Provided passage:

[Start of Attachment]

Scientific classification
- Kingdom: Plantae
- Clade: Tracheophytes
- Clade: Angiosperms
- Clade: Eudicots
- Clade: Rosids
- Order: Rosales
- Family: Rhamnaceae
- Genus: Ceanothus
- Species: C. foliosus
- Binomial name: Ceanothus foliosus Parry

= Ceanothus foliosus =

- Genus: Ceanothus
- Species: foliosus
- Authority: Parry
- Conservation status: G3

Species of flowering plant

Ceanothus foliosus is a species of flowering shrub known by the common name wavyleaf ceanothus.

==Distribution==
This Ceanothus is endemic to California, where its distribution extends throughout the Coast Ranges and the northern end of the Peninsular Ranges.

==Description==
The Ceanothus foliosus shrub may be tall and erect but is generally under two meters in height; it may also be low-lying and sprawling. It has sparse small evergreen leaves only one to two centimeters in length and toothed along the edges with glandular knobs.

The petite inflorescences are borne on naked stalks and are bunched with blue or lavender flowers with prominent yellow anthers. The fruit is a capsule about 4 millimeters long containing usually 3 seeds.

[End of Attachment]

Recorded information:
[Start of Attachment]

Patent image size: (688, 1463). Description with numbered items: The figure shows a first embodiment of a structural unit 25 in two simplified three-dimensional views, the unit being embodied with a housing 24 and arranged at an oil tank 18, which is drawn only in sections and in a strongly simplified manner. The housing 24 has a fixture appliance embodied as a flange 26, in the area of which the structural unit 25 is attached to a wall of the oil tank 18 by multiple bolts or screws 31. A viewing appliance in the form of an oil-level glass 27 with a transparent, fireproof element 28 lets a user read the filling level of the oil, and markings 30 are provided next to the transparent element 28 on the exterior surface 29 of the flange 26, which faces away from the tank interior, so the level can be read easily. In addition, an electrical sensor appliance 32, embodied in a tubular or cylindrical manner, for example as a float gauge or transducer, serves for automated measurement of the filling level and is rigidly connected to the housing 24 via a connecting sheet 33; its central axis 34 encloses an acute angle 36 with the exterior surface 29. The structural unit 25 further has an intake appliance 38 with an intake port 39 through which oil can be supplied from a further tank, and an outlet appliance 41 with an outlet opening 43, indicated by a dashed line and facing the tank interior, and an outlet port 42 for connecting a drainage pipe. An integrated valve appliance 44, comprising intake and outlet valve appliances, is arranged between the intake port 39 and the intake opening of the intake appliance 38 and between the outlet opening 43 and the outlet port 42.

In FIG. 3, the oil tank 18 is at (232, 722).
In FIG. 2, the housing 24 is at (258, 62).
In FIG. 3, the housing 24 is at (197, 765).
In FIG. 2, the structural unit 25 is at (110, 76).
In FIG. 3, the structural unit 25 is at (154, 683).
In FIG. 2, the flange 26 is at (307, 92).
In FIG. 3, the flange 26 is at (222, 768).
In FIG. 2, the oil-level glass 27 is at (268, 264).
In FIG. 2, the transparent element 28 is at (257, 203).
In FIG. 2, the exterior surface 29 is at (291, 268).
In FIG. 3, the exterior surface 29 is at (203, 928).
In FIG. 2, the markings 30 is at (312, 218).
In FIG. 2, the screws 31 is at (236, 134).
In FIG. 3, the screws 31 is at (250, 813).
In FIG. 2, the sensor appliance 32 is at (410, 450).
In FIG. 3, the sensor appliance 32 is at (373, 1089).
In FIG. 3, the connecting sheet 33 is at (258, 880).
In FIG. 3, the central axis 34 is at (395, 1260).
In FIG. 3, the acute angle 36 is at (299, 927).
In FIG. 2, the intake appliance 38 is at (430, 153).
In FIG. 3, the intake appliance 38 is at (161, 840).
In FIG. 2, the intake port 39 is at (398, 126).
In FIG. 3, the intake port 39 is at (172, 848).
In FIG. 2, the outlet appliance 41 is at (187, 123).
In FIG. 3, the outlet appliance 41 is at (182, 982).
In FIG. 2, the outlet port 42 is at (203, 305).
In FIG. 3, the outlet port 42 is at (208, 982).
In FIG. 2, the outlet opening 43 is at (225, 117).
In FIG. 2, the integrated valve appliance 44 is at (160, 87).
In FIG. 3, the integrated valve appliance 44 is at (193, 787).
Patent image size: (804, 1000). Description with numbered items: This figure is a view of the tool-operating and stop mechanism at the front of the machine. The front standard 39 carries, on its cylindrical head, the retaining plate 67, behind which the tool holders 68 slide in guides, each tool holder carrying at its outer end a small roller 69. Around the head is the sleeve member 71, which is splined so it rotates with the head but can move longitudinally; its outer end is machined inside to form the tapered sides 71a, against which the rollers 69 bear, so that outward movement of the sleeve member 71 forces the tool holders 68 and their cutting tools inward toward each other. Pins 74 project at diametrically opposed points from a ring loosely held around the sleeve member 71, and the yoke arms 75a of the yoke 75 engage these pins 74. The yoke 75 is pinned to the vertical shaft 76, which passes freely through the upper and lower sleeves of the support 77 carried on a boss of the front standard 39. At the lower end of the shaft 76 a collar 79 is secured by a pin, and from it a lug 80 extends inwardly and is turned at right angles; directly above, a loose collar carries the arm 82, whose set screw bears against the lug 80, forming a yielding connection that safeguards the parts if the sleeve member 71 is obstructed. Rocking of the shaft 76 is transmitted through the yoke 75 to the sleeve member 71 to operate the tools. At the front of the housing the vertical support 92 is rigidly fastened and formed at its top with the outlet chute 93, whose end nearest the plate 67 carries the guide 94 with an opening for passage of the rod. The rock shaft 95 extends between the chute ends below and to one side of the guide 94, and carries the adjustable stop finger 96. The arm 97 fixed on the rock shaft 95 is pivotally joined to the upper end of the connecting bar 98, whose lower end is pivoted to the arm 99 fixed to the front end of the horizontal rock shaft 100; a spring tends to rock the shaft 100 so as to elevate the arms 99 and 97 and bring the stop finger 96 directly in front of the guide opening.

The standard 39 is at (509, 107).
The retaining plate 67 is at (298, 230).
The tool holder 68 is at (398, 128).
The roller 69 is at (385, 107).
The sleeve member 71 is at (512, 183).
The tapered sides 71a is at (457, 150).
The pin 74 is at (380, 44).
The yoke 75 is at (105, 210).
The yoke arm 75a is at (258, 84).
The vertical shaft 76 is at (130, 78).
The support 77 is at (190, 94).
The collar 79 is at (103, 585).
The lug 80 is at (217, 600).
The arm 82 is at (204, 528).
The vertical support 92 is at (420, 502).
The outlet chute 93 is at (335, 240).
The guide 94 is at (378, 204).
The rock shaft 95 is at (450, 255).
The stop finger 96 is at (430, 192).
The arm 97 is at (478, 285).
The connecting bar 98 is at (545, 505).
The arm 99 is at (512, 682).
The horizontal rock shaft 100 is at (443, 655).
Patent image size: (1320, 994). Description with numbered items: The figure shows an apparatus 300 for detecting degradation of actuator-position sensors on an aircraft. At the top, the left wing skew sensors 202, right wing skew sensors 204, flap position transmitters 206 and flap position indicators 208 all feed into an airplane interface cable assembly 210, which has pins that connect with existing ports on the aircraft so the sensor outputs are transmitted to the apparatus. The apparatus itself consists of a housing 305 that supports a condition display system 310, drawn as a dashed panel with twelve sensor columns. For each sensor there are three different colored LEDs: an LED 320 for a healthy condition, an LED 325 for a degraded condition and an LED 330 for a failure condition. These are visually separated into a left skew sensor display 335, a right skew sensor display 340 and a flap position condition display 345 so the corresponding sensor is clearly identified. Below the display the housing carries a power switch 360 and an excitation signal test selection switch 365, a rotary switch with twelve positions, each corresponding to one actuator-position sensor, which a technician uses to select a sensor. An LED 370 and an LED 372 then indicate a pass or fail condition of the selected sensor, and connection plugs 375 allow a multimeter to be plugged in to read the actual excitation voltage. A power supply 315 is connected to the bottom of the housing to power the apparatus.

[End of Attachment]

Assignment: Using the Ceanothus foliosus text, explain how the shrub's size and growth form can vary.

Task result: The shrub is generally under two meters tall. It may grow tall and erect, or it may be low-lying and sprawling.